** Work instructions **
Write out the records below once more, exactly as they stand.

** Data supplied **

####

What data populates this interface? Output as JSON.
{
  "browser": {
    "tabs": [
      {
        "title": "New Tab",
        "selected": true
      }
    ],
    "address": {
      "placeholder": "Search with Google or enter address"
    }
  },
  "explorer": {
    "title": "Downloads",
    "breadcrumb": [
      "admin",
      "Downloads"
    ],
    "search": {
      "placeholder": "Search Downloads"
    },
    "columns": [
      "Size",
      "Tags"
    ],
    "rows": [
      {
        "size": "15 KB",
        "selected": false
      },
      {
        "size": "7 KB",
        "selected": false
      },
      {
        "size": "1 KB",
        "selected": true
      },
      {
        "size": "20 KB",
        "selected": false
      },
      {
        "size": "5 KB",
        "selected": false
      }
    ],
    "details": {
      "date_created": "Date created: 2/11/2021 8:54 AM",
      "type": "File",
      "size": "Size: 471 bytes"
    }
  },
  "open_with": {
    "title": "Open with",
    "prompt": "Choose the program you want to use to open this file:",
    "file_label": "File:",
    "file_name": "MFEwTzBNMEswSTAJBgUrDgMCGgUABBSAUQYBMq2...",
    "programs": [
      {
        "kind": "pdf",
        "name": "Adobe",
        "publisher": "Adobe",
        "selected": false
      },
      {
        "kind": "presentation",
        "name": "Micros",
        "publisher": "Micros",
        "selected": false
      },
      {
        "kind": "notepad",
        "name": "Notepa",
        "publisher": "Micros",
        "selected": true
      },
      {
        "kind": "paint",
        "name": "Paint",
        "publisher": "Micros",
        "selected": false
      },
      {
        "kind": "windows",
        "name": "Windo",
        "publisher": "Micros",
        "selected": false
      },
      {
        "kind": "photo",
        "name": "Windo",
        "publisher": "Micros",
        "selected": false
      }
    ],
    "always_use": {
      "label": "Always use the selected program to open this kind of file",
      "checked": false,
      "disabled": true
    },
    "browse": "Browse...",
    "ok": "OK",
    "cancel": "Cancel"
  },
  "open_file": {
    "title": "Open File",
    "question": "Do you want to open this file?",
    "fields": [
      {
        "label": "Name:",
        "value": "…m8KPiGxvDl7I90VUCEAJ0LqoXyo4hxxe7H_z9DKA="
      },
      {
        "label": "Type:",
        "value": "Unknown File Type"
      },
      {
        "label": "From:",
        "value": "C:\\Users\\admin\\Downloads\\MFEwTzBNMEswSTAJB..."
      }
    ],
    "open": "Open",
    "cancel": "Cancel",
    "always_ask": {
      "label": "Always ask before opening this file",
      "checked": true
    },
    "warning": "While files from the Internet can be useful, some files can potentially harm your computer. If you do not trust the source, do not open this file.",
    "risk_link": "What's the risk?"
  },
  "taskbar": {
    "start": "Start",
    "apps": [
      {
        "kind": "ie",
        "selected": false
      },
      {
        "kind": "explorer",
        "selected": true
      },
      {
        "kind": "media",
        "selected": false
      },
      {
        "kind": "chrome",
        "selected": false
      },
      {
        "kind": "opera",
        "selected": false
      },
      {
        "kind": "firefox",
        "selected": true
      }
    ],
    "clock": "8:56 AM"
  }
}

####

** Solved problem **
What data populates this interface? Output as JSON.
{
  "browser": {
    "tabs": [
      {
        "title": "New Tab",
        "selected": true
      }
    ],
    "address": {
      "placeholder": "Search with Google or enter address"
    }
  },
  "explorer": {
    "title": "Downloads",
    "breadcrumb": [
      "admin",
      "Downloads"
    ],
    "search": {
      "placeholder": "Search Downloads"
    },
    "columns": [
      "Size",
      "Tags"
    ],
    "rows": [
      {
        "size": "15 KB",
        "selected": false
      },
      {
        "size": "7 KB",
        "selected": false
      },
      {
        "size": "1 KB",
        "selected": true
      },
      {
        "size": "20 KB",
        "selected": false
      },
      {
        "size": "5 KB",
        "selected": false
      }
    ],
    "details": {
      "date_created": "Date created: 2/11/2021 8:54 AM",
      "type": "File",
      "size": "Size: 471 bytes"
    }
  },
  "open_with": {
    "title": "Open with",
    "prompt": "Choose the program you want to use to open this file:",
    "file_label": "File:",
    "file_name": "MFEwTzBNMEswSTAJBgUrDgMCGgUABBSAUQYBMq2...",
    "programs": [
      {
        "kind": "pdf",
        "name": "Adobe",
        "publisher": "Adobe",
        "selected": false
      },
      {
        "kind": "presentation",
        "name": "Micros",
        "publisher": "Micros",
        "selected": false
      },
      {
        "kind": "notepad",
        "name": "Notepa",
        "publisher": "Micros",
        "selected": true
      },
      {
        "kind": "paint",
        "name": "Paint",
        "publisher": "Micros",
        "selected": false
      },
      {
        "kind": "windows",
        "name": "Windo",
        "publisher": "Micros",
        "selected": false
      },
      {
        "kind": "photo",
        "name": "Windo",
        "publisher": "Micros",
        "selected": false
      }
    ],
    "always_use": {
      "label": "Always use the selected program to open this kind of file",
      "checked": false,
      "disabled": true
    },
    "browse": "Browse...",
    "ok": "OK",
    "cancel": "Cancel"
  },
  "open_file": {
    "title": "Open File",
    "question": "Do you want to open this file?",
    "fields": [
      {
        "label": "Name:",
        "value": "…m8KPiGxvDl7I90VUCEAJ0LqoXyo4hxxe7H_z9DKA="
      },
      {
        "label": "Type:",
        "value": "Unknown File Type"
      },
      {
        "label": "From:",
        "value": "C:\\Users\\admin\\Downloads\\MFEwTzBNMEswSTAJB..."
      }
    ],
    "open": "Open",
    "cancel": "Cancel",
    "always_ask": {
      "label": "Always ask before opening this file",
      "checked": true
    },
    "warning": "While files from the Internet can be useful, some files can potentially harm your computer. If you do not trust the source, do not open this file.",
    "risk_link": "What's the risk?"
  },
  "taskbar": {
    "start": "Start",
    "apps": [
      {
        "kind": "ie",
        "selected": false
      },
      {
        "kind": "explorer",
        "selected": true
      },
      {
        "kind": "media",
        "selected": false
      },
      {
        "kind": "chrome",
        "selected": false
      },
      {
        "kind": "opera",
        "selected": false
      },
      {
        "kind": "firefox",
        "selected": true
      }
    ],
    "clock": "8:56 AM"
  }
}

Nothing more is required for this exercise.